[Stored records]
───
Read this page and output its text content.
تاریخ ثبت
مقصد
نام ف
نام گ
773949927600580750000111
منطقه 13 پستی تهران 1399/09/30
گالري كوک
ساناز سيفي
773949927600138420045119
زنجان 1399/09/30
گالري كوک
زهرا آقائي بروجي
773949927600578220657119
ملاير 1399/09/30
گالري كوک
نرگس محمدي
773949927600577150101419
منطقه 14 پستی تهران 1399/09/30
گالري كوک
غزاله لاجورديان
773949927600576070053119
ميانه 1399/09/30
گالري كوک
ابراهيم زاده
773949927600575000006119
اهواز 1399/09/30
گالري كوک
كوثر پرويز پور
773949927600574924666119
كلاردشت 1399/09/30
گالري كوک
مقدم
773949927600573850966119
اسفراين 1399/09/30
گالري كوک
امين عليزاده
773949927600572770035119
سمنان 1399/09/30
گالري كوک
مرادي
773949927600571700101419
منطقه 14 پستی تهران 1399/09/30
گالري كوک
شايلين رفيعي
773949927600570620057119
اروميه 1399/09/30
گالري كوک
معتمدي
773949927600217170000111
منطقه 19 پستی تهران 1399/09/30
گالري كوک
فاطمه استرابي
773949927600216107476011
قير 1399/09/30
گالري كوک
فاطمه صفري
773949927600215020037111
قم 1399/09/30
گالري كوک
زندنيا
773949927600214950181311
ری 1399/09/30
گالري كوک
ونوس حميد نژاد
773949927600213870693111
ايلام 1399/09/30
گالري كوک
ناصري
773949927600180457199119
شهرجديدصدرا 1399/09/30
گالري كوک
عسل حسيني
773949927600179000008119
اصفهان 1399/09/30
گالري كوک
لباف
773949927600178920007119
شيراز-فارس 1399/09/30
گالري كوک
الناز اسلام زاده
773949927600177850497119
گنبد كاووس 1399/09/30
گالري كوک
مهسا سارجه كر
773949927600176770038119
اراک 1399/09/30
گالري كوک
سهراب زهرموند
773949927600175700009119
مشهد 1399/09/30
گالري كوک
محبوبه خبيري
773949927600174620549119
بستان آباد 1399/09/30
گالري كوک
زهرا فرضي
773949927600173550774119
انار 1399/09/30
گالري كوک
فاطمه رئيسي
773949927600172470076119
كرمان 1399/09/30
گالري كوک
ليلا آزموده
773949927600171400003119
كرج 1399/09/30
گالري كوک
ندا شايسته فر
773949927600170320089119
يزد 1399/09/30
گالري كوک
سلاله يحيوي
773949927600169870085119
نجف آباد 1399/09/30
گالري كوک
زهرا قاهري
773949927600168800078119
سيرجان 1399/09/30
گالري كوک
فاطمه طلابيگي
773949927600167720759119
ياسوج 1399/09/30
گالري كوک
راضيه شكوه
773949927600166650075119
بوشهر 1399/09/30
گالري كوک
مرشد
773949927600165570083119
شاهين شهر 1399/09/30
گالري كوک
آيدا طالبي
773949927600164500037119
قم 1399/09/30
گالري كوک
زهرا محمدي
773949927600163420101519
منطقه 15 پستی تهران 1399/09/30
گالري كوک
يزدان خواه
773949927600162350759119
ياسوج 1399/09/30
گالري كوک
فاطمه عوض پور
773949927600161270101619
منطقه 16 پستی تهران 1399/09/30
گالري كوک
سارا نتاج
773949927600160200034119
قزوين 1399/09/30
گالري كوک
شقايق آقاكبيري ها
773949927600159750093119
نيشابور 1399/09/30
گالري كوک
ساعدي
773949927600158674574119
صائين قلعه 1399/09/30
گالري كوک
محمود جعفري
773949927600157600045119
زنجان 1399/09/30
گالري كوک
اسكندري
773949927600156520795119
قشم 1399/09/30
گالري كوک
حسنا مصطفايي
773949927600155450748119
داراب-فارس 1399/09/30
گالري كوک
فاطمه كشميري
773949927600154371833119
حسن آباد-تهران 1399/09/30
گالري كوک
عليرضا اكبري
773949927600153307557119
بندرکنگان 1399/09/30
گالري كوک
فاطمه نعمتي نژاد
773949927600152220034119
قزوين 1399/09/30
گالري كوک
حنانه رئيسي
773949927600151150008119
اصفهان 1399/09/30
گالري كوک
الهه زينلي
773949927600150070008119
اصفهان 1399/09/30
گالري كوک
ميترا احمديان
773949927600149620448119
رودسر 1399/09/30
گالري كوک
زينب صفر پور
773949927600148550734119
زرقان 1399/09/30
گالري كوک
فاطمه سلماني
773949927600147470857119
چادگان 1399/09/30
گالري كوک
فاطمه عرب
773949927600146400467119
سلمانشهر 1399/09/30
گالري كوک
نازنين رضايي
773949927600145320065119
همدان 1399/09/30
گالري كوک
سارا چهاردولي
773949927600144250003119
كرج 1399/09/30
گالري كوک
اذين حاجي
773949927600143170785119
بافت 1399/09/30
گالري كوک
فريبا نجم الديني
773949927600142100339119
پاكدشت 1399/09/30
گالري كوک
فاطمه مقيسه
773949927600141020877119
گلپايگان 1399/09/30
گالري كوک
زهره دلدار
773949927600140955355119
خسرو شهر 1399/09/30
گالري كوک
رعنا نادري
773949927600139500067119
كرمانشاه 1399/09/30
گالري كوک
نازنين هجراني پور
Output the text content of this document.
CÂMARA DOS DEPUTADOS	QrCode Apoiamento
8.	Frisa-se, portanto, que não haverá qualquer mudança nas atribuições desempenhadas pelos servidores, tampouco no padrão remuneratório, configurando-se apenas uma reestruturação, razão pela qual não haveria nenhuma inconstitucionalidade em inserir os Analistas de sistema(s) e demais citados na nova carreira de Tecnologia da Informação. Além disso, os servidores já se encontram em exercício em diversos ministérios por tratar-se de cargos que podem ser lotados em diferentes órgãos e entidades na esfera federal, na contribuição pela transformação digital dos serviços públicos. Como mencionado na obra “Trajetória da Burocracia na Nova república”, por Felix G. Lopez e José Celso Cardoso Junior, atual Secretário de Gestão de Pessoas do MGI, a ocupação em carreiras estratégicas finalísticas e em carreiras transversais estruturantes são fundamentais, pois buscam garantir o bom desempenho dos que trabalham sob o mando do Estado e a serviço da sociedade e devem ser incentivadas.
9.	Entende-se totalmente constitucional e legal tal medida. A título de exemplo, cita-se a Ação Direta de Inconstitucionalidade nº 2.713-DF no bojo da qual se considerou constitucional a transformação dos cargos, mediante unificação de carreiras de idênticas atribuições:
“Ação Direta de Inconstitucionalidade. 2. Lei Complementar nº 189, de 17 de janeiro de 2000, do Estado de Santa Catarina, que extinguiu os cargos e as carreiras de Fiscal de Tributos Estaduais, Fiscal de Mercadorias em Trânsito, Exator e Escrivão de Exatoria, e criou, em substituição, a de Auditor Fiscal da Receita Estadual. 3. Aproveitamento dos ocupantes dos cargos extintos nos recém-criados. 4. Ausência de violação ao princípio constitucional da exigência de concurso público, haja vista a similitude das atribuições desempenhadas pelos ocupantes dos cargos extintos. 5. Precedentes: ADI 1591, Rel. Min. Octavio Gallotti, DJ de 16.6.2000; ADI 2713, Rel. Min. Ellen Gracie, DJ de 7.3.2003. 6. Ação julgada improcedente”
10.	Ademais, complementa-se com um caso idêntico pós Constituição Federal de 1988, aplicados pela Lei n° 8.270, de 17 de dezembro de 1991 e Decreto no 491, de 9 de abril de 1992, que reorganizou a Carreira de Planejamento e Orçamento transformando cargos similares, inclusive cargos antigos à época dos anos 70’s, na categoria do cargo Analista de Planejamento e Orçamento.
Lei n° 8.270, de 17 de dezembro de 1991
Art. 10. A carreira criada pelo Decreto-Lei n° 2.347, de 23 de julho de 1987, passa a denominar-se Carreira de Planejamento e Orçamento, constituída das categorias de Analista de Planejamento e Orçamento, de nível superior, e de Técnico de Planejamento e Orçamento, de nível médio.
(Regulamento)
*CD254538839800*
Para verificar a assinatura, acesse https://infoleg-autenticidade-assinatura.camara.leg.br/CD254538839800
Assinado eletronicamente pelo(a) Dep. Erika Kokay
───
**What the exercise asks**
Wherever the string "text" appears in the entries above, list that line.

**Completed exercise**
Read this page and output its text content.
Output the text content of this document.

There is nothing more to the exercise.